Exercise instructions: Throughout the listing below, show every line in which "January" occurs.

#####

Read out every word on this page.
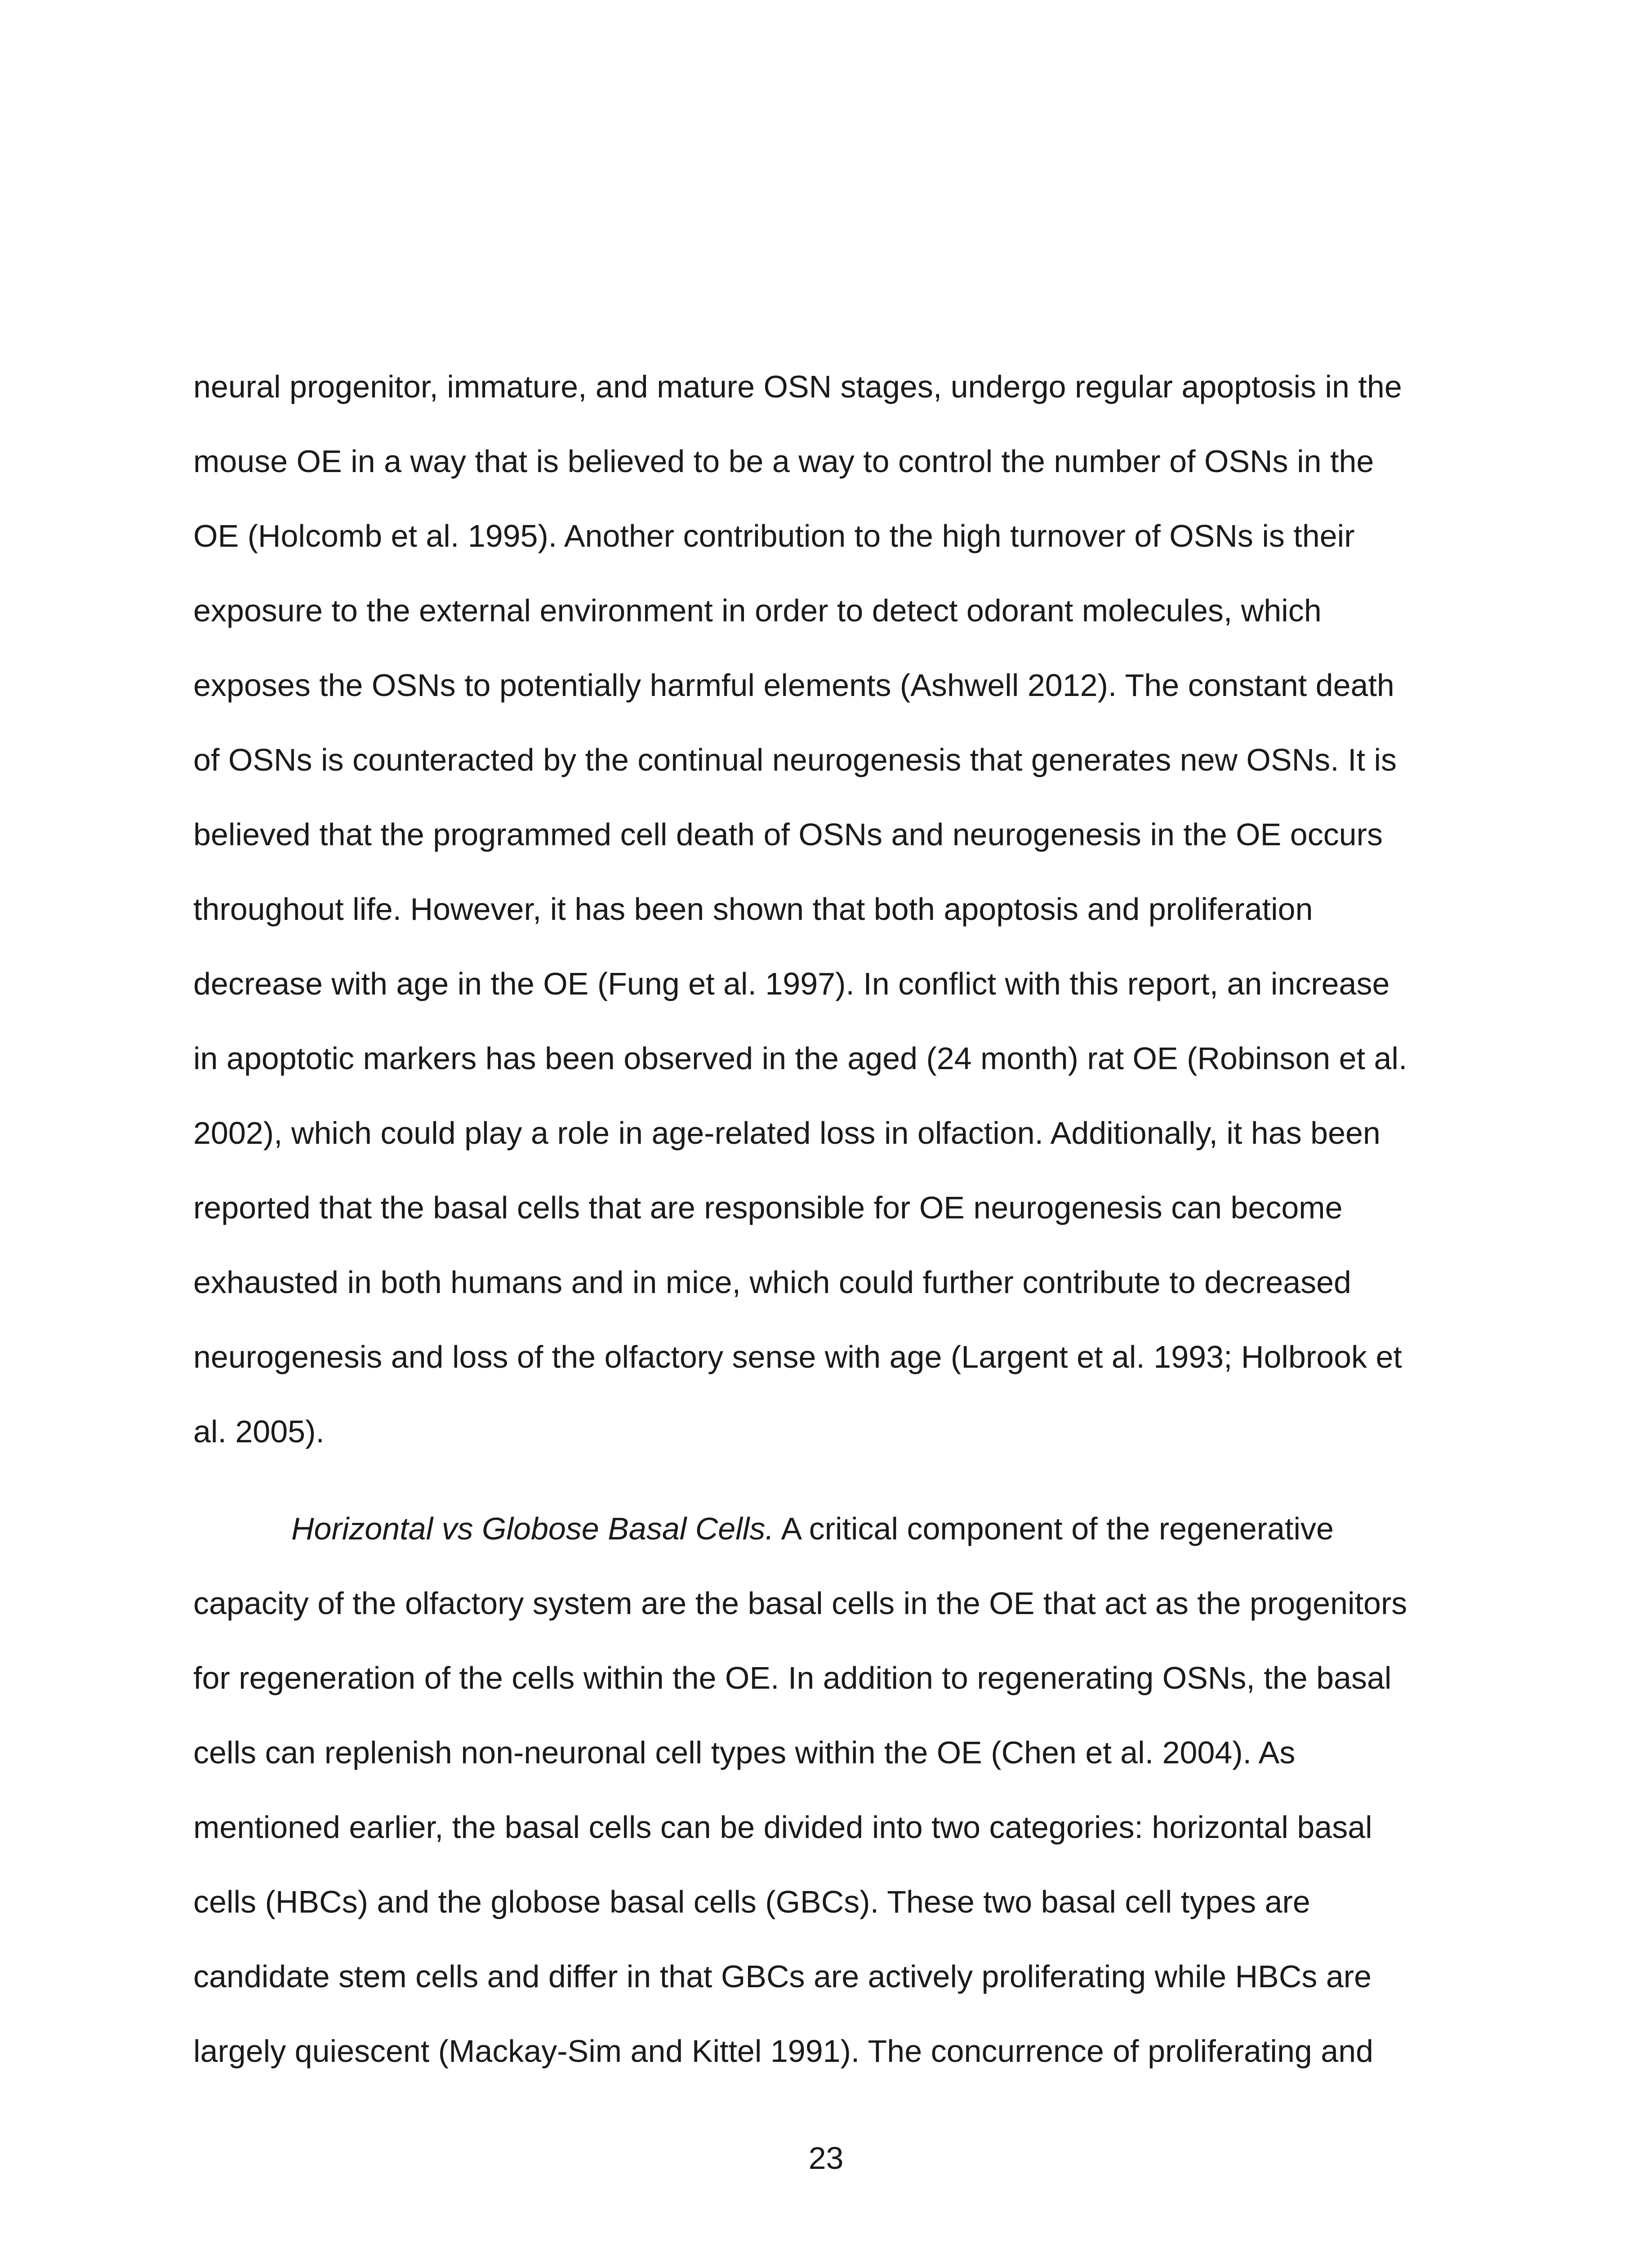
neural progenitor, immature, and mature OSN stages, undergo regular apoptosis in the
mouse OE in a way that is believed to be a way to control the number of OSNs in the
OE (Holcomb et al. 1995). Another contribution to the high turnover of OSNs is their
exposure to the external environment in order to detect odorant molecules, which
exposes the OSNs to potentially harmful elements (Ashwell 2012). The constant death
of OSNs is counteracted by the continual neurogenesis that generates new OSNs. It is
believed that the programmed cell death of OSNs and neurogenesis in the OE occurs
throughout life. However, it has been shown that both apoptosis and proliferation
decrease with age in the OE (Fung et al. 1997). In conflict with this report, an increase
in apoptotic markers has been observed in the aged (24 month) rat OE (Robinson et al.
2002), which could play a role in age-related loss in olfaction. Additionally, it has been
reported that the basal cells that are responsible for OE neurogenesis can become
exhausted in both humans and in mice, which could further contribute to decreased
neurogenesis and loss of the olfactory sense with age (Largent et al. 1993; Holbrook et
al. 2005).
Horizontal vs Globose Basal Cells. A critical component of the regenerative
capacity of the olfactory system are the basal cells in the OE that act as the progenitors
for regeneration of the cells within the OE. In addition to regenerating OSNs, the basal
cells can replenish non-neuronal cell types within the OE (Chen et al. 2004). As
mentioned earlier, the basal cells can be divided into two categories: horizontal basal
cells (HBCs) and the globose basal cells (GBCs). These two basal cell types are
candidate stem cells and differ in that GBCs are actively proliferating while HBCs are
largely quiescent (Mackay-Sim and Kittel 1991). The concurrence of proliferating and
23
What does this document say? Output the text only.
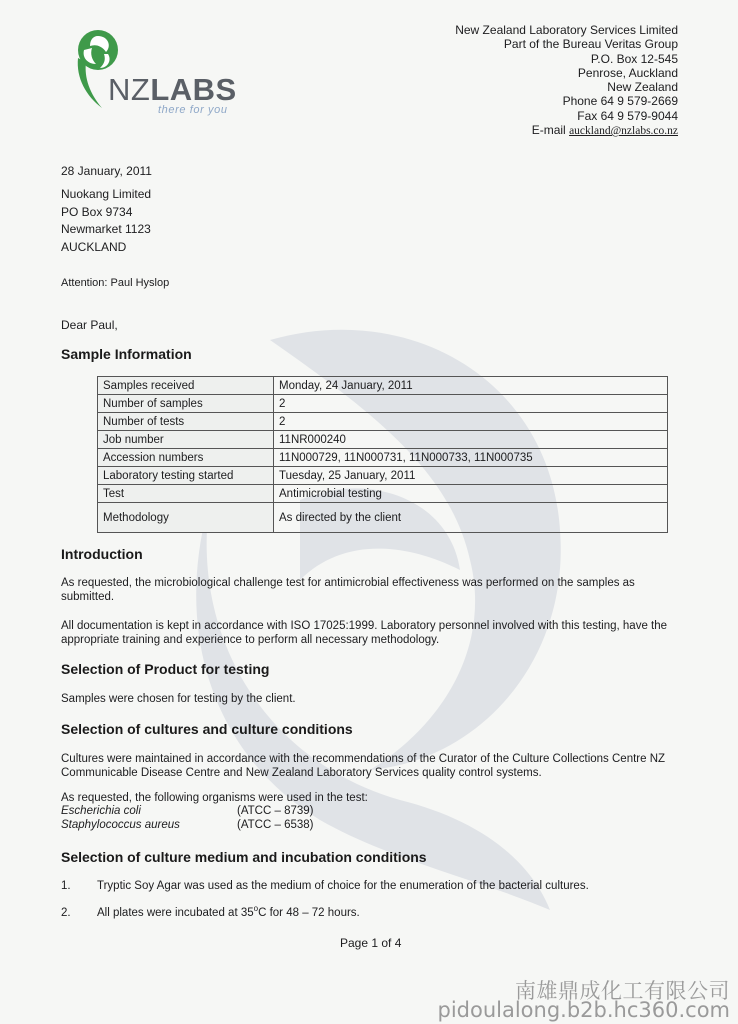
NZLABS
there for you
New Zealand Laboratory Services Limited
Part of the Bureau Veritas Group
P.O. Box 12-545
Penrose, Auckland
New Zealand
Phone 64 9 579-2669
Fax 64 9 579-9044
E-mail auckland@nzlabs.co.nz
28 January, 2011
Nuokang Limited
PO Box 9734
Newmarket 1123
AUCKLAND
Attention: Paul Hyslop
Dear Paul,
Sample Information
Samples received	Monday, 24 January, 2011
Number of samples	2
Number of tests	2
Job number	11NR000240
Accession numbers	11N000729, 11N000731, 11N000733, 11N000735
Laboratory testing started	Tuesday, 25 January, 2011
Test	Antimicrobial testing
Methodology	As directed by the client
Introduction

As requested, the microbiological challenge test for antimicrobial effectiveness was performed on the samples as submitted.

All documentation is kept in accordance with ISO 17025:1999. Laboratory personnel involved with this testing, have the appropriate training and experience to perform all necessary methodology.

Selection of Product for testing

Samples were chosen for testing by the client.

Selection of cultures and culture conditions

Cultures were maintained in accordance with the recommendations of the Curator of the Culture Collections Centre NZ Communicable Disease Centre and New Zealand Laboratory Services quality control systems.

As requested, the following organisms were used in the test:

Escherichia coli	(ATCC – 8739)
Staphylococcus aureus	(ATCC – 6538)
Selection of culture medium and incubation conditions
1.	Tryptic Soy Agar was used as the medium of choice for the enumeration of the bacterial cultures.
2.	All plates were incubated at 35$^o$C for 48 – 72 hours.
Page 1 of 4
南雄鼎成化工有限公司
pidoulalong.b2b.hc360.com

#####

Answer section:
28 January, 2011
Samples received	Monday, 24 January, 2011
Laboratory testing started	Tuesday, 25 January, 2011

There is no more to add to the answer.